- [Extract provided]

______________________________

I actually think it’s hard to overstate how important that coolness—admittedly, like a low-key coolness—is to Netflix’s triumph. This is going to feel like a tangent, but please bear with me: Before I worked at Slate, I was invited by a Slate editor to participate in a panel about the future of TV. One of the guys on the panel ran a second screen app—a place that was basically trying to do what Twitter did for TV, but without being Twitter; I don’t think it exists anymore—and we got into a prickly little back-and-forth about whether or not popular was the same thing as good, with me vociferously saying no. NCIS was popular, did that mean it was good? Hell no.

______________________________

- [Given material]
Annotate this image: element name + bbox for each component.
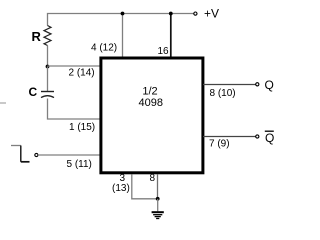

______________________________

- [Short exercise A]
In the Netflix passage, which show does the writer hold up as popular but not good?
- [Short exercise B]
Carry on with the Netflix passage, starting right after its final sentence.

- [Written reply A]
NCIS.

- [Written reply B]
I wasn’t wrong. But, in retrospect, it was an easy time to take this position. Simply put: I couldn’t get traffic writing about NCIS even I had wanted to. This was right around the 2010s, this moment when for a variety of reasons, the stuff that got the most traffic on the internet was not necessarily the most popular shows, ratings-wise, which tended to be linear series with a sizable offline and older audience, but series like Mad Men, the cultural footprint of which and online appetite for far exceeded its audience size. But Netflix has made this trade-off more complicated: While there are still tons of popular shows that mainstream outlets don’t write about much (just go look at Netflix’s top 10), there are a ton of not that good shows that lots of (relatively) younger, online, discerning audiences do want to read about. Coupled with the absolute torrential amount of content, it feels to me, as a critic, like I often am writing about what’s popular, not necessarily good, because that’s the most useful, most interesting, the most likely to get read. It seems more clear to me every day that the particular circumstances in which TV making and writing were oriented toward genuine greatness have smashed into the bedrock truth of TV, for good and ill, which is that very few of us need it to be great to happily watch it.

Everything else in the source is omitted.